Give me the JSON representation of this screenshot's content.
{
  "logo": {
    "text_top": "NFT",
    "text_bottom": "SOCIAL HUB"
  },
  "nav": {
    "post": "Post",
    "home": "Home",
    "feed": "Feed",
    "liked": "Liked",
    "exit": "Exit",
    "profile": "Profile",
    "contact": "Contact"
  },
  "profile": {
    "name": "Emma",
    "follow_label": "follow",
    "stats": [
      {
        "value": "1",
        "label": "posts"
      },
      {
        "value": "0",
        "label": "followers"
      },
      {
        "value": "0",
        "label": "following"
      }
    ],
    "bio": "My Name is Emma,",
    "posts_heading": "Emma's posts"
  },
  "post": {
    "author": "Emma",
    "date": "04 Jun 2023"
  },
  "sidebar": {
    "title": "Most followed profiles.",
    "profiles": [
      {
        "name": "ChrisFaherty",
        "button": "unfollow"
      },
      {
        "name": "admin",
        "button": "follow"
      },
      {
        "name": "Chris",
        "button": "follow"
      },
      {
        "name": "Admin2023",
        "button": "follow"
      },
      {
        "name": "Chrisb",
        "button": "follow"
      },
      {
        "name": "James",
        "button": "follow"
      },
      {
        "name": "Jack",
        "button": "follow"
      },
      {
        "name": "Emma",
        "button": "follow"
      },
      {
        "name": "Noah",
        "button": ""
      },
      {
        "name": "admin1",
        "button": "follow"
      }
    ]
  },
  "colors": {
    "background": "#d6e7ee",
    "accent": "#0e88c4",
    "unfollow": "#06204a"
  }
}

****************************************

*Direction*: Exactly reproduce every line of the records.

*Task response*:
Give me the JSON representation of this screenshot's content.
{
  "logo": {
    "text_top": "NFT",
    "text_bottom": "SOCIAL HUB"
  },
  "nav": {
    "post": "Post",
    "home": "Home",
    "feed": "Feed",
    "liked": "Liked",
    "exit": "Exit",
    "profile": "Profile",
    "contact": "Contact"
  },
  "profile": {
    "name": "Emma",
    "follow_label": "follow",
    "stats": [
      {
        "value": "1",
        "label": "posts"
      },
      {
        "value": "0",
        "label": "followers"
      },
      {
        "value": "0",
        "label": "following"
      }
    ],
    "bio": "My Name is Emma,",
    "posts_heading": "Emma's posts"
  },
  "post": {
    "author": "Emma",
    "date": "04 Jun 2023"
  },
  "sidebar": {
    "title": "Most followed profiles.",
    "profiles": [
      {
        "name": "ChrisFaherty",
        "button": "unfollow"
      },
      {
        "name": "admin",
        "button": "follow"
      },
      {
        "name": "Chris",
        "button": "follow"
      },
      {
        "name": "Admin2023",
        "button": "follow"
      },
      {
        "name": "Chrisb",
        "button": "follow"
      },
      {
        "name": "James",
        "button": "follow"
      },
      {
        "name": "Jack",
        "button": "follow"
      },
      {
        "name": "Emma",
        "button": "follow"
      },
      {
        "name": "Noah",
        "button": ""
      },
      {
        "name": "admin1",
        "button": "follow"
      }
    ]
  },
  "colors": {
    "background": "#d6e7ee",
    "accent": "#0e88c4",
    "unfollow": "#06204a"
  }
}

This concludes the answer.